§ **What is required**
Will you transcribe all the entries word for word, skipping the pictures they hold?

§ **Task input**
__________
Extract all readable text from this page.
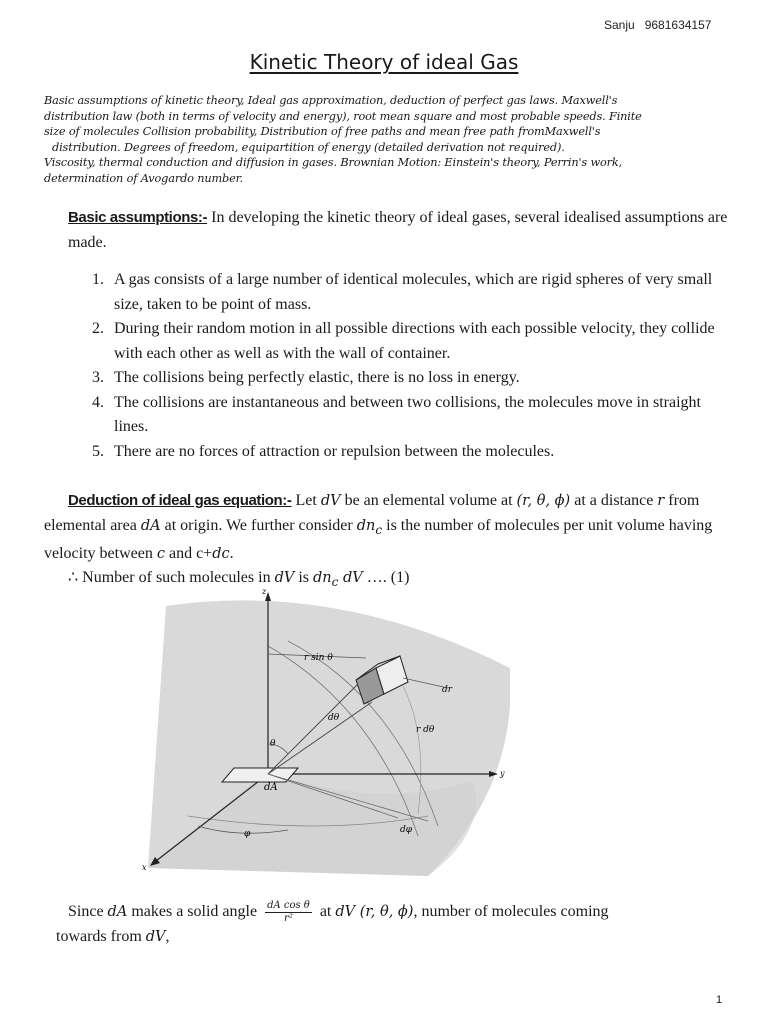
Sanju 9681634157
Kinetic Theory of ideal Gas
Basic assumptions of kinetic theory, Ideal gas approximation, deduction of perfect gas laws. Maxwell's
distribution law (both in terms of velocity and energy), root mean square and most probable speeds. Finite
size of molecules Collision probability, Distribution of free paths and mean free path fromMaxwell's
distribution. Degrees of freedom, equipartition of energy (detailed derivation not required).
Viscosity, thermal conduction and diffusion in gases. Brownian Motion: Einstein's theory, Perrin's work,
determination of Avogardo number.
Basic assumptions:- In developing the kinetic theory of ideal gases, several idealised assumptions are made.
1. A gas consists of a large number of identical molecules, which are rigid spheres of very small size, taken to be point of mass.
2. During their random motion in all possible directions with each possible velocity, they collide with each other as well as with the wall of container.
3. The collisions being perfectly elastic, there is no loss in energy.
4. The collisions are instantaneous and between two collisions, the molecules move in straight lines.
5. There are no forces of attraction or repulsion between the molecules.
Deduction of ideal gas equation:- Let dV be an elemental volume at (r, θ, ϕ) at a distance r from elemental area dA at origin. We further consider $dn_c$ is the number of molecules per unit volume having velocity between c and c+dc.
∴ Number of such molecules in dV is $dn_c$ dV …. (1)
z
y
x
r sin θ
dr
dθ
r dθ
θ
dA
φ	dφ
Since dA makes a solid angle $\frac{\text{dA cos θ}}{\text{r²}}$ at dV (r, θ, ϕ), number of molecules coming
towards from dV,
1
__________
§ **Reply to the exercise**
Extract all readable text from this page.
Sanju 9681634157
Kinetic Theory of ideal Gas
Basic assumptions of kinetic theory, Ideal gas approximation, deduction of perfect gas laws. Maxwell's
distribution law (both in terms of velocity and energy), root mean square and most probable speeds. Finite
size of molecules Collision probability, Distribution of free paths and mean free path fromMaxwell's
distribution. Degrees of freedom, equipartition of energy (detailed derivation not required).
Viscosity, thermal conduction and diffusion in gases. Brownian Motion: Einstein's theory, Perrin's work,
determination of Avogardo number.
Basic assumptions:- In developing the kinetic theory of ideal gases, several idealised assumptions are made.
1. A gas consists of a large number of identical molecules, which are rigid spheres of very small size, taken to be point of mass.
2. During their random motion in all possible directions with each possible velocity, they collide with each other as well as with the wall of container.
3. The collisions being perfectly elastic, there is no loss in energy.
4. The collisions are instantaneous and between two collisions, the molecules move in straight lines.
5. There are no forces of attraction or repulsion between the molecules.
Deduction of ideal gas equation:- Let dV be an elemental volume at (r, θ, ϕ) at a distance r from elemental area dA at origin. We further consider $dn_c$ is the number of molecules per unit volume having velocity between c and c+dc.
∴ Number of such molecules in dV is $dn_c$ dV …. (1)
z
y
x
r sin θ
dr
dθ
r dθ
θ
dA
φ	dφ
Since dA makes a solid angle $\frac{\text{dA cos θ}}{\text{r²}}$ at dV (r, θ, ϕ), number of molecules coming
towards from dV,
1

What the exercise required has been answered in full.